- [SHORT TASK]
A faithful transcription of all the data is required.

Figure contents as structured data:
= = = = =

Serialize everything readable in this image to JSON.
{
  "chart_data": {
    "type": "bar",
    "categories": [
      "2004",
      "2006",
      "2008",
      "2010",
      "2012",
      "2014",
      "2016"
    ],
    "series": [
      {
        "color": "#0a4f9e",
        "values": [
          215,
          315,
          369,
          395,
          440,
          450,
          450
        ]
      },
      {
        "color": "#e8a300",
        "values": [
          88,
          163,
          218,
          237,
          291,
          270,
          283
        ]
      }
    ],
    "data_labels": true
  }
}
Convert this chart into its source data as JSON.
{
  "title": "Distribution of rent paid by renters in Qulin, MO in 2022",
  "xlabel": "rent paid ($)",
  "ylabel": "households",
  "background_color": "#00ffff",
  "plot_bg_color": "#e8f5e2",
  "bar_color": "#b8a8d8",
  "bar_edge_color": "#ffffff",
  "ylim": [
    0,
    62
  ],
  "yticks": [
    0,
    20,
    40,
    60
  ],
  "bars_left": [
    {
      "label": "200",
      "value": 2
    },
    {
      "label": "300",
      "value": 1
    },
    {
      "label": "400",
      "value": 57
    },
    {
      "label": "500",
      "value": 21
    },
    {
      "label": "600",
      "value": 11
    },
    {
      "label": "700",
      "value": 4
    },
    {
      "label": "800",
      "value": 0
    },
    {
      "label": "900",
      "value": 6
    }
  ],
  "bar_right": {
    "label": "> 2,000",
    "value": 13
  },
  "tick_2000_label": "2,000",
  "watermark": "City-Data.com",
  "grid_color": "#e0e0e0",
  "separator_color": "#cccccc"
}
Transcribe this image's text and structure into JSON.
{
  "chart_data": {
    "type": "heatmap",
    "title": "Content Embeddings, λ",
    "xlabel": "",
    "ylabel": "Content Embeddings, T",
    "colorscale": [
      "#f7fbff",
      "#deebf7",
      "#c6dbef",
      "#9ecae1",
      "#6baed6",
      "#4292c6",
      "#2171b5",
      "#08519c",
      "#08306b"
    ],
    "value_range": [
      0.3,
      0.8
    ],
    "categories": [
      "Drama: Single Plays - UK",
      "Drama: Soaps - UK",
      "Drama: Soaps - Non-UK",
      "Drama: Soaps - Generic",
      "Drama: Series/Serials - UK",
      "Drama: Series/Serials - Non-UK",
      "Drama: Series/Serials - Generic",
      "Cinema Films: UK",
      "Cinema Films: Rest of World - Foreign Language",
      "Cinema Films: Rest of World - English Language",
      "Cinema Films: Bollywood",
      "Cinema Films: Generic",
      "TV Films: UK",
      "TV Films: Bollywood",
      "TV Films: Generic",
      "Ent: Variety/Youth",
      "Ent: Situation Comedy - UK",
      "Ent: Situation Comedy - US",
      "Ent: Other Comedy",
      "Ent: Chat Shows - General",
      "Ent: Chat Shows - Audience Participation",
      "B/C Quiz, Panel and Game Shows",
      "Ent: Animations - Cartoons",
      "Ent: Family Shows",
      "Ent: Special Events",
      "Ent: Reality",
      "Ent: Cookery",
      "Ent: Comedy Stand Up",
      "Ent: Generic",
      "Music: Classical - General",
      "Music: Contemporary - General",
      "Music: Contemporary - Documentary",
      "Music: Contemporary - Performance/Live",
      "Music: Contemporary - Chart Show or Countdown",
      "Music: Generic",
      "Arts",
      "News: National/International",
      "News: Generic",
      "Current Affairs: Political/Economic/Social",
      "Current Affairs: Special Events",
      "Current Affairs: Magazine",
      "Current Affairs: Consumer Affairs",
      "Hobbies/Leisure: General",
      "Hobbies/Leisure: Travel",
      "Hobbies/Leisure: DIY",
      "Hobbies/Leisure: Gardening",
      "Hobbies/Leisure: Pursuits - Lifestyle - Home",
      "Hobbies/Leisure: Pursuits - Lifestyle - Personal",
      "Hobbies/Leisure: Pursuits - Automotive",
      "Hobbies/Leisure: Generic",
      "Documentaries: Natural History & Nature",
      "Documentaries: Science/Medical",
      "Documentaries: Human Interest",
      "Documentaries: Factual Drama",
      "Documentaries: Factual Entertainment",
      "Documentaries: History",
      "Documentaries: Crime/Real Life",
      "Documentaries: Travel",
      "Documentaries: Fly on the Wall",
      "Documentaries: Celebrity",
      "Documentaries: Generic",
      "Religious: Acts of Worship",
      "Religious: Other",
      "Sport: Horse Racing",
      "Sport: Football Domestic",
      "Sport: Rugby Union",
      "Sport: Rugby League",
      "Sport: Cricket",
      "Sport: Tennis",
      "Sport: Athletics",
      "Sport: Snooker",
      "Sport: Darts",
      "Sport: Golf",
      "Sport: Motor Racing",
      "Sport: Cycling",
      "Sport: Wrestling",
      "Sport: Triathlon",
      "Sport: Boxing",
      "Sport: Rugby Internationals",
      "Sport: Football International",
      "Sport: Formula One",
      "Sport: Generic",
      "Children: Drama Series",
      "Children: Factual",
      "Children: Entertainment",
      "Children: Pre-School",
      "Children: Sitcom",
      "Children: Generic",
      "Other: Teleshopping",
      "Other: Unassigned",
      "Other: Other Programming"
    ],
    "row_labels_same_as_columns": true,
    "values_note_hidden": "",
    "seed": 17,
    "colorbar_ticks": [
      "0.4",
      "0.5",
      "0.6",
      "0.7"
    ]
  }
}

= = = = =

- [RESULT OF THIS TASK]
Serialize everything readable in this image to JSON.
{
  "chart_data": {
    "type": "bar",
    "categories": [
      "2004",
      "2006",
      "2008",
      "2010",
      "2012",
      "2014",
      "2016"
    ],
    "series": [
      {
        "color": "#0a4f9e",
        "values": [
          215,
          315,
          369,
          395,
          440,
          450,
          450
        ]
      },
      {
        "color": "#e8a300",
        "values": [
          88,
          163,
          218,
          237,
          291,
          270,
          283
        ]
      }
    ],
    "data_labels": true
  }
}
Convert this chart into its source data as JSON.
{
  "title": "Distribution of rent paid by renters in Qulin, MO in 2022",
  "xlabel": "rent paid ($)",
  "ylabel": "households",
  "background_color": "#00ffff",
  "plot_bg_color": "#e8f5e2",
  "bar_color": "#b8a8d8",
  "bar_edge_color": "#ffffff",
  "ylim": [
    0,
    62
  ],
  "yticks": [
    0,
    20,
    40,
    60
  ],
  "bars_left": [
    {
      "label": "200",
      "value": 2
    },
    {
      "label": "300",
      "value": 1
    },
    {
      "label": "400",
      "value": 57
    },
    {
      "label": "500",
      "value": 21
    },
    {
      "label": "600",
      "value": 11
    },
    {
      "label": "700",
      "value": 4
    },
    {
      "label": "800",
      "value": 0
    },
    {
      "label": "900",
      "value": 6
    }
  ],
  "bar_right": {
    "label": "> 2,000",
    "value": 13
  },
  "tick_2000_label": "2,000",
  "watermark": "City-Data.com",
  "grid_color": "#e0e0e0",
  "separator_color": "#cccccc"
}
Transcribe this image's text and structure into JSON.
{
  "chart_data": {
    "type": "heatmap",
    "title": "Content Embeddings, λ",
    "xlabel": "",
    "ylabel": "Content Embeddings, T",
    "colorscale": [
      "#f7fbff",
      "#deebf7",
      "#c6dbef",
      "#9ecae1",
      "#6baed6",
      "#4292c6",
      "#2171b5",
      "#08519c",
      "#08306b"
    ],
    "value_range": [
      0.3,
      0.8
    ],
    "categories": [
      "Drama: Single Plays - UK",
      "Drama: Soaps - UK",
      "Drama: Soaps - Non-UK",
      "Drama: Soaps - Generic",
      "Drama: Series/Serials - UK",
      "Drama: Series/Serials - Non-UK",
      "Drama: Series/Serials - Generic",
      "Cinema Films: UK",
      "Cinema Films: Rest of World - Foreign Language",
      "Cinema Films: Rest of World - English Language",
      "Cinema Films: Bollywood",
      "Cinema Films: Generic",
      "TV Films: UK",
      "TV Films: Bollywood",
      "TV Films: Generic",
      "Ent: Variety/Youth",
      "Ent: Situation Comedy - UK",
      "Ent: Situation Comedy - US",
      "Ent: Other Comedy",
      "Ent: Chat Shows - General",
      "Ent: Chat Shows - Audience Participation",
      "B/C Quiz, Panel and Game Shows",
      "Ent: Animations - Cartoons",
      "Ent: Family Shows",
      "Ent: Special Events",
      "Ent: Reality",
      "Ent: Cookery",
      "Ent: Comedy Stand Up",
      "Ent: Generic",
      "Music: Classical - General",
      "Music: Contemporary - General",
      "Music: Contemporary - Documentary",
      "Music: Contemporary - Performance/Live",
      "Music: Contemporary - Chart Show or Countdown",
      "Music: Generic",
      "Arts",
      "News: National/International",
      "News: Generic",
      "Current Affairs: Political/Economic/Social",
      "Current Affairs: Special Events",
      "Current Affairs: Magazine",
      "Current Affairs: Consumer Affairs",
      "Hobbies/Leisure: General",
      "Hobbies/Leisure: Travel",
      "Hobbies/Leisure: DIY",
      "Hobbies/Leisure: Gardening",
      "Hobbies/Leisure: Pursuits - Lifestyle - Home",
      "Hobbies/Leisure: Pursuits - Lifestyle - Personal",
      "Hobbies/Leisure: Pursuits - Automotive",
      "Hobbies/Leisure: Generic",
      "Documentaries: Natural History & Nature",
      "Documentaries: Science/Medical",
      "Documentaries: Human Interest",
      "Documentaries: Factual Drama",
      "Documentaries: Factual Entertainment",
      "Documentaries: History",
      "Documentaries: Crime/Real Life",
      "Documentaries: Travel",
      "Documentaries: Fly on the Wall",
      "Documentaries: Celebrity",
      "Documentaries: Generic",
      "Religious: Acts of Worship",
      "Religious: Other",
      "Sport: Horse Racing",
      "Sport: Football Domestic",
      "Sport: Rugby Union",
      "Sport: Rugby League",
      "Sport: Cricket",
      "Sport: Tennis",
      "Sport: Athletics",
      "Sport: Snooker",
      "Sport: Darts",
      "Sport: Golf",
      "Sport: Motor Racing",
      "Sport: Cycling",
      "Sport: Wrestling",
      "Sport: Triathlon",
      "Sport: Boxing",
      "Sport: Rugby Internationals",
      "Sport: Football International",
      "Sport: Formula One",
      "Sport: Generic",
      "Children: Drama Series",
      "Children: Factual",
      "Children: Entertainment",
      "Children: Pre-School",
      "Children: Sitcom",
      "Children: Generic",
      "Other: Teleshopping",
      "Other: Unassigned",
      "Other: Other Programming"
    ],
    "row_labels_same_as_columns": true,
    "values_note_hidden": "",
    "seed": 17,
    "colorbar_ticks": [
      "0.4",
      "0.5",
      "0.6",
      "0.7"
    ]
  }
}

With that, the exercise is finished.